# [Information supplied]
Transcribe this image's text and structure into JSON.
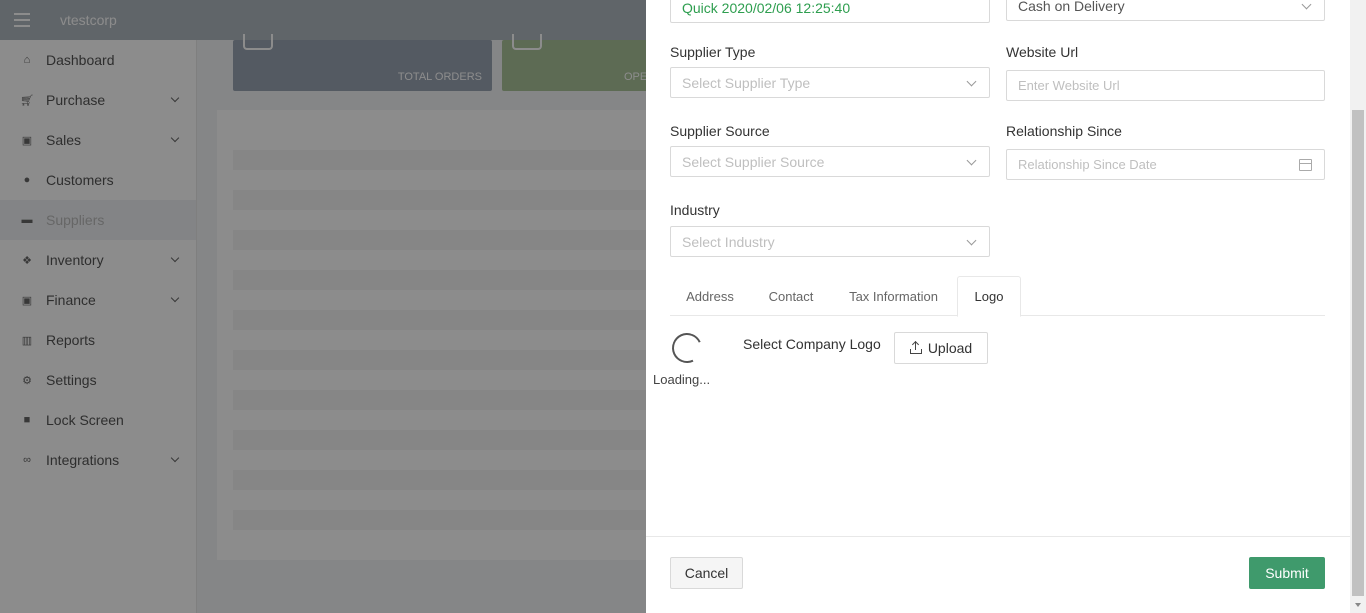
{
  "app": {
    "brand": "vtestcorp"
  },
  "sidebar": {
    "items": [
      {
        "label": "Dashboard",
        "icon": "home-icon",
        "chevron": false
      },
      {
        "label": "Purchase",
        "icon": "cart-icon",
        "chevron": true
      },
      {
        "label": "Sales",
        "icon": "money-icon",
        "chevron": true
      },
      {
        "label": "Customers",
        "icon": "user-icon",
        "chevron": false
      },
      {
        "label": "Suppliers",
        "icon": "truck-icon",
        "chevron": false,
        "active": true
      },
      {
        "label": "Inventory",
        "icon": "cubes-icon",
        "chevron": true
      },
      {
        "label": "Finance",
        "icon": "money-icon",
        "chevron": true
      },
      {
        "label": "Reports",
        "icon": "bar-chart-icon",
        "chevron": false
      },
      {
        "label": "Settings",
        "icon": "gears-icon",
        "chevron": false
      },
      {
        "label": "Lock Screen",
        "icon": "lock-icon",
        "chevron": false
      },
      {
        "label": "Integrations",
        "icon": "link-icon",
        "chevron": true
      }
    ]
  },
  "dashboard": {
    "cards": [
      {
        "label": "TOTAL ORDERS",
        "color": "#9aa4b3"
      },
      {
        "label": "OPE",
        "color": "#a9c49a"
      }
    ]
  },
  "form": {
    "supplier_name_value": "Quick 2020/02/06 12:25:40",
    "payment_method_value": "Cash on Delivery",
    "supplier_type": {
      "label": "Supplier Type",
      "placeholder": "Select Supplier Type"
    },
    "website_url": {
      "label": "Website Url",
      "placeholder": "Enter Website Url"
    },
    "supplier_source": {
      "label": "Supplier Source",
      "placeholder": "Select Supplier Source"
    },
    "relationship_since": {
      "label": "Relationship Since",
      "placeholder": "Relationship Since Date"
    },
    "industry": {
      "label": "Industry",
      "placeholder": "Select Industry"
    }
  },
  "tabs": [
    {
      "label": "Address"
    },
    {
      "label": "Contact"
    },
    {
      "label": "Tax Information"
    },
    {
      "label": "Logo",
      "active": true
    }
  ],
  "logo_tab": {
    "loading_text": "Loading...",
    "select_label": "Select Company Logo",
    "upload_label": "Upload"
  },
  "footer": {
    "cancel_label": "Cancel",
    "submit_label": "Submit"
  },
  "colors": {
    "accent_green": "#3f9a6c",
    "value_green": "#2e9e4f"
  }
}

# [Problem details]
Pictures are not part of the copy; output everything else in the records exactly.

# [Full solution]
Transcribe this image's text and structure into JSON.
{
  "app": {
    "brand": "vtestcorp"
  },
  "sidebar": {
    "items": [
      {
        "label": "Dashboard",
        "icon": "home-icon",
        "chevron": false
      },
      {
        "label": "Purchase",
        "icon": "cart-icon",
        "chevron": true
      },
      {
        "label": "Sales",
        "icon": "money-icon",
        "chevron": true
      },
      {
        "label": "Customers",
        "icon": "user-icon",
        "chevron": false
      },
      {
        "label": "Suppliers",
        "icon": "truck-icon",
        "chevron": false,
        "active": true
      },
      {
        "label": "Inventory",
        "icon": "cubes-icon",
        "chevron": true
      },
      {
        "label": "Finance",
        "icon": "money-icon",
        "chevron": true
      },
      {
        "label": "Reports",
        "icon": "bar-chart-icon",
        "chevron": false
      },
      {
        "label": "Settings",
        "icon": "gears-icon",
        "chevron": false
      },
      {
        "label": "Lock Screen",
        "icon": "lock-icon",
        "chevron": false
      },
      {
        "label": "Integrations",
        "icon": "link-icon",
        "chevron": true
      }
    ]
  },
  "dashboard": {
    "cards": [
      {
        "label": "TOTAL ORDERS",
        "color": "#9aa4b3"
      },
      {
        "label": "OPE",
        "color": "#a9c49a"
      }
    ]
  },
  "form": {
    "supplier_name_value": "Quick 2020/02/06 12:25:40",
    "payment_method_value": "Cash on Delivery",
    "supplier_type": {
      "label": "Supplier Type",
      "placeholder": "Select Supplier Type"
    },
    "website_url": {
      "label": "Website Url",
      "placeholder": "Enter Website Url"
    },
    "supplier_source": {
      "label": "Supplier Source",
      "placeholder": "Select Supplier Source"
    },
    "relationship_since": {
      "label": "Relationship Since",
      "placeholder": "Relationship Since Date"
    },
    "industry": {
      "label": "Industry",
      "placeholder": "Select Industry"
    }
  },
  "tabs": [
    {
      "label": "Address"
    },
    {
      "label": "Contact"
    },
    {
      "label": "Tax Information"
    },
    {
      "label": "Logo",
      "active": true
    }
  ],
  "logo_tab": {
    "loading_text": "Loading...",
    "select_label": "Select Company Logo",
    "upload_label": "Upload"
  },
  "footer": {
    "cancel_label": "Cancel",
    "submit_label": "Submit"
  },
  "colors": {
    "accent_green": "#3f9a6c",
    "value_green": "#2e9e4f"
  }
}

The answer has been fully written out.